TEXT PASSAGE ::

== == ==

Economic indicators are released every week to provide insight into the overall health and performance of an economy. They serve as essential tools for policymakers, advisors, investors, and businesses because they allow them to make informed decisions regarding business strategies and financial markets. In the week ending on April 4th, the SPDR S&P 500 ETF Trust (SPY) fell 1.91% while the Invesco S&P 500® Equal Weight ETF (RSP) was down 2.34%.
Among all economic indicators, some of the most closely watched are those surrounding the labor market. Not only do they provide insight into the health of the economy, but they impact individual’s lives and play a central role in government policy decisions. Last week featured a handful of employment updates including the BLS’s March Employment Report, February’s Job Openings and Labor Turnover (JOLTS) report, and March’s ADP Private Employment Report. Each of these reports offer insights into different aspects of the U.S. labor market. This article will highlight the key data points from each report and explore their potential implications.
Employment Report
The U.S. labor market added more jobs than expected last month while the unemployment rate inched down, pointing to a strong and resilient labor market. The March employment report revealed 303,000 jobs were added last month, surpassing the expected 212,000 addition. March’s jobs numbers were a pickup from February’s revised 270,000 addition and the largest monthly gain in over a year.
The report also indicated that the unemployment rate fell to 3.8% while the labor force participation rate increased to 62.7%. Additionally, wage growth increased 0.3% from February and slowed to 4.1% on an annual basis.

== == ==

Data excerpts
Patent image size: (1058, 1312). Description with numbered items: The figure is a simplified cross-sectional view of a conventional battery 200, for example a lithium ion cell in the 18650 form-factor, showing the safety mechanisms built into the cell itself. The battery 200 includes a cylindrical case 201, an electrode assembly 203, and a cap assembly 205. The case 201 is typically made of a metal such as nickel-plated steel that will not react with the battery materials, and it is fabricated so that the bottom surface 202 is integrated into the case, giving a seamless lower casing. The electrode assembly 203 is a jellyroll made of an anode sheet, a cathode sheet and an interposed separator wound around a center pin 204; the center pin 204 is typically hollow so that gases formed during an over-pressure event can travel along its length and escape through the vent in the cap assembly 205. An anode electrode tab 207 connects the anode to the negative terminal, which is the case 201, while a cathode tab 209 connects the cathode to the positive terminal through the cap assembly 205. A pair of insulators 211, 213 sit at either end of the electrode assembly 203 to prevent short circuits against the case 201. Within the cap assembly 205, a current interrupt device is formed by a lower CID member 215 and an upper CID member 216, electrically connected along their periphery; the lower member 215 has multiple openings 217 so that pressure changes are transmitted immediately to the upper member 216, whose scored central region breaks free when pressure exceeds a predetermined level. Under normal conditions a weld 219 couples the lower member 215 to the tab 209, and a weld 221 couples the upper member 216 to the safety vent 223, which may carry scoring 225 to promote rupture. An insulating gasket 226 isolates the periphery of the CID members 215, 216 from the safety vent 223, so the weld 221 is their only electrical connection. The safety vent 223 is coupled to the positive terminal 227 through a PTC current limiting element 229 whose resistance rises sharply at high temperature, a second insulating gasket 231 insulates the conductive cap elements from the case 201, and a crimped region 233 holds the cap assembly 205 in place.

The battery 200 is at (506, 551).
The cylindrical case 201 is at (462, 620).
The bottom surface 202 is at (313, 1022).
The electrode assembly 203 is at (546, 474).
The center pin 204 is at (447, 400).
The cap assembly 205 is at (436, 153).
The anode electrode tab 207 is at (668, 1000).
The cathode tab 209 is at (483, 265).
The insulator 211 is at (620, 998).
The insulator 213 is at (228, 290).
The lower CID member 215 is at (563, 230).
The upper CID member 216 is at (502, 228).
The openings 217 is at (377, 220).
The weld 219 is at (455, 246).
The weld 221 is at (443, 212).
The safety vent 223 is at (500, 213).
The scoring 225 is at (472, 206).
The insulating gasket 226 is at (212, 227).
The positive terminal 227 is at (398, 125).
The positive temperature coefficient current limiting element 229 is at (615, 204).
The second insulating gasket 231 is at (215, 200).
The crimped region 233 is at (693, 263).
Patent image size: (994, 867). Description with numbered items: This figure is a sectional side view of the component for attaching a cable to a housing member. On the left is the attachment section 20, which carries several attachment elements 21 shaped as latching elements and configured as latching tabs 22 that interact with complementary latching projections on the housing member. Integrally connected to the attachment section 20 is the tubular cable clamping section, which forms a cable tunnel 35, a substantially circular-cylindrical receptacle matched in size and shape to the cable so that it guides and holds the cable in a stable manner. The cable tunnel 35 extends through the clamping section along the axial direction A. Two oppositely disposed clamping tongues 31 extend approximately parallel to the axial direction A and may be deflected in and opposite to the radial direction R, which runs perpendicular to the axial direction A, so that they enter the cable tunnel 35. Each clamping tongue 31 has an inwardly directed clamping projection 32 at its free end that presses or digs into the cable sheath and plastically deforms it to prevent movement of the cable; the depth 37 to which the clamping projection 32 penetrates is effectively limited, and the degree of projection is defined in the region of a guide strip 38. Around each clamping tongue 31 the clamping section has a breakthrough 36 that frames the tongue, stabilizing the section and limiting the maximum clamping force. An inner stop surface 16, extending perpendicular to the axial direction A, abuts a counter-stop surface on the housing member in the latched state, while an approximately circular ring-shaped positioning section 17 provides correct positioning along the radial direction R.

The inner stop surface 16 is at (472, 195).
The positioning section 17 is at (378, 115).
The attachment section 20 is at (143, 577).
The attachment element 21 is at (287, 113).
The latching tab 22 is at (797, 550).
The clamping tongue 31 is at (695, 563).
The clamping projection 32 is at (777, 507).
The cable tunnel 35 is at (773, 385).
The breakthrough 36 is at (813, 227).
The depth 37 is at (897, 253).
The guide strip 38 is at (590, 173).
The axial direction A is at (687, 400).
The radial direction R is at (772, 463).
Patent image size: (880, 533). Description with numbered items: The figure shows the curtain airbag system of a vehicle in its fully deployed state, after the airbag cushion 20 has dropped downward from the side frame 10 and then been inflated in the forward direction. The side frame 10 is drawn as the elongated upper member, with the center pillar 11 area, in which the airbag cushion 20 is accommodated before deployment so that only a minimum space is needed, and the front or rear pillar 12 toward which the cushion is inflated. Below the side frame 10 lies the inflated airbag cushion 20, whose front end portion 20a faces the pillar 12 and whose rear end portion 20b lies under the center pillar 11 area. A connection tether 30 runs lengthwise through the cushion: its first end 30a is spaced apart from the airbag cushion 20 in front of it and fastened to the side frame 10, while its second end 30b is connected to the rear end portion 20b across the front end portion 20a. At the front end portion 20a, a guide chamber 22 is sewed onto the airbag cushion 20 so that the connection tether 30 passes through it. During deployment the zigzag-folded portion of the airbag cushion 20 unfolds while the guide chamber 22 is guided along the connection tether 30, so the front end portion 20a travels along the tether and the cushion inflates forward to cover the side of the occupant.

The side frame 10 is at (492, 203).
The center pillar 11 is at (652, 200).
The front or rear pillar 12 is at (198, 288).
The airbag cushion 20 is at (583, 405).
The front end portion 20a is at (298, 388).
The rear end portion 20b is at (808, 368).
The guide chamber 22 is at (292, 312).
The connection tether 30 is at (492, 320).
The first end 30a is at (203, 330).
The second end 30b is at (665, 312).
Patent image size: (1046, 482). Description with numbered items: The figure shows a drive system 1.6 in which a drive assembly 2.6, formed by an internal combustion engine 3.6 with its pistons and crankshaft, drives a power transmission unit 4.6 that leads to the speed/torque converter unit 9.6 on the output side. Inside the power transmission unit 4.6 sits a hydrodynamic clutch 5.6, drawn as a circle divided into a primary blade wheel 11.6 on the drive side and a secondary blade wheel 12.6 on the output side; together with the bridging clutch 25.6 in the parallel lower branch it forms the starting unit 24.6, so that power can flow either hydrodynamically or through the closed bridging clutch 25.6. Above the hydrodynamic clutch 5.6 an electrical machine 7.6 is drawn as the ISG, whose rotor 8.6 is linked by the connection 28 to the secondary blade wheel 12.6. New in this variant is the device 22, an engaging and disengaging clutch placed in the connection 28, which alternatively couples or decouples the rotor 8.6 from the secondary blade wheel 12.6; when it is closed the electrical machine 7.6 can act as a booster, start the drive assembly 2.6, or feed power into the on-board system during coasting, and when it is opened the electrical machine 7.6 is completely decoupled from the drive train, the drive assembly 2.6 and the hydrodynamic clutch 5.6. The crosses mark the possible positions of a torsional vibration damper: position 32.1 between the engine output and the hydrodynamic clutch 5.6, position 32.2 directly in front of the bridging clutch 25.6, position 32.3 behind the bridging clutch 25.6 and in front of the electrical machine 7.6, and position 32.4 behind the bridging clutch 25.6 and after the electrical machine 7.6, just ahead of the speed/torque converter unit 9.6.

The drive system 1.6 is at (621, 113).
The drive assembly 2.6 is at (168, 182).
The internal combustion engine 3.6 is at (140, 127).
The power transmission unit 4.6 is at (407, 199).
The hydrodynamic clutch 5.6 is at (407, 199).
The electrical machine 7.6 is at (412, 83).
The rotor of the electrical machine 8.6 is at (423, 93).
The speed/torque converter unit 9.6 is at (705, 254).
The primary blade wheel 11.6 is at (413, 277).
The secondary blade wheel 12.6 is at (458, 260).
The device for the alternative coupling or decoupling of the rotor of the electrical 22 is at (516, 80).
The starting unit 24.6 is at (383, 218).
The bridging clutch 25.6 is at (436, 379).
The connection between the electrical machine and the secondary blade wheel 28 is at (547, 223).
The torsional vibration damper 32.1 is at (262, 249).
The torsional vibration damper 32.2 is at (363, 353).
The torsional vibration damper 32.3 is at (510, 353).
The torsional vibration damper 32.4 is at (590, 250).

== == ==

EXERCISE DETAILS :: Decide whether each statement agrees with the labor market article, answering yes or no and quoting the deciding words: (a) The March report showed more jobs added than expected. (b) The unemployment rate rose to 3.8%. (c) In the week ending April 4th, SPY fell more than RSP.

FULL SOLUTION ::
(a) Yes: "The March employment report revealed 303,000 jobs were added last month, surpassing the expected 212,000 addition."
(b) No: "the unemployment rate fell to 3.8%"
(c) No: "the SPDR S&P 500 ETF Trust (SPY) fell 1.91% while the Invesco S&P 500® Equal Weight ETF (RSP) was down 2.34%"